TASK STATEMENT => Copy out the lines that include the word "Total".

WORKING DATA =>
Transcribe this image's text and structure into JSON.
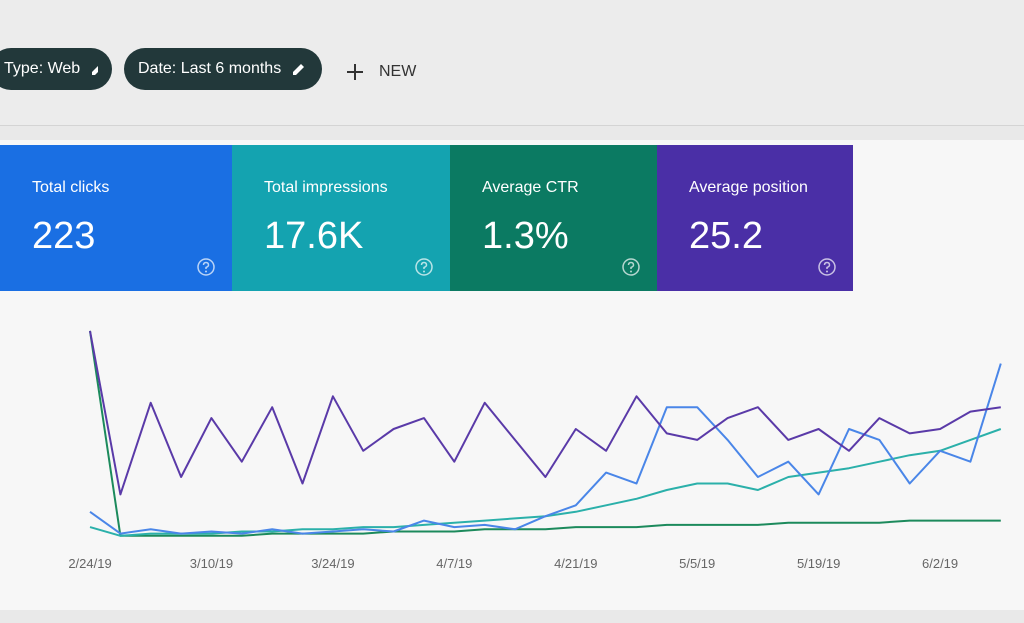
{
  "toolbar": {
    "chips": [
      "Type: Web",
      "Date: Last 6 months"
    ],
    "new_button": "NEW"
  },
  "cards": [
    {
      "label": "Total clicks",
      "value": "223",
      "color": "#1a6fe3"
    },
    {
      "label": "Total impressions",
      "value": "17.6K",
      "color": "#14a3b0"
    },
    {
      "label": "Average CTR",
      "value": "1.3%",
      "color": "#0b7a62"
    },
    {
      "label": "Average position",
      "value": "25.2",
      "color": "#4a2fa6"
    }
  ],
  "chart_data": {
    "type": "line",
    "categories": [
      "2/24/19",
      null,
      null,
      null,
      "3/10/19",
      null,
      null,
      null,
      "3/24/19",
      null,
      null,
      null,
      "4/7/19",
      null,
      null,
      null,
      "4/21/19",
      null,
      null,
      null,
      "5/5/19",
      null,
      null,
      null,
      "5/19/19",
      null,
      null,
      null,
      "6/2/19",
      null,
      null
    ],
    "ylim": [
      0,
      100
    ],
    "series": [
      {
        "color": "#1c8a5c",
        "values": [
          95,
          1,
          1,
          1,
          1,
          1,
          2,
          2,
          2,
          2,
          3,
          3,
          3,
          4,
          4,
          4,
          5,
          5,
          5,
          6,
          6,
          6,
          6,
          7,
          7,
          7,
          7,
          8,
          8,
          8,
          8
        ]
      },
      {
        "color": "#2bb0aa",
        "values": [
          5,
          1,
          2,
          2,
          2,
          3,
          3,
          4,
          4,
          5,
          5,
          6,
          7,
          8,
          9,
          10,
          12,
          15,
          18,
          22,
          25,
          25,
          22,
          28,
          30,
          32,
          35,
          38,
          40,
          45,
          50
        ]
      },
      {
        "color": "#4a86e8",
        "values": [
          12,
          2,
          4,
          2,
          3,
          2,
          4,
          2,
          3,
          4,
          3,
          8,
          5,
          6,
          4,
          10,
          15,
          30,
          25,
          60,
          60,
          45,
          28,
          35,
          20,
          50,
          45,
          25,
          40,
          35,
          80
        ]
      },
      {
        "color": "#5a3aa8",
        "values": [
          95,
          20,
          62,
          28,
          55,
          35,
          60,
          25,
          65,
          40,
          50,
          55,
          35,
          62,
          45,
          28,
          50,
          40,
          65,
          48,
          45,
          55,
          60,
          45,
          50,
          40,
          55,
          48,
          50,
          58,
          60
        ]
      }
    ]
  }
}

WRITTEN REPLY =>
      "label": "Total clicks",
      "label": "Total impressions",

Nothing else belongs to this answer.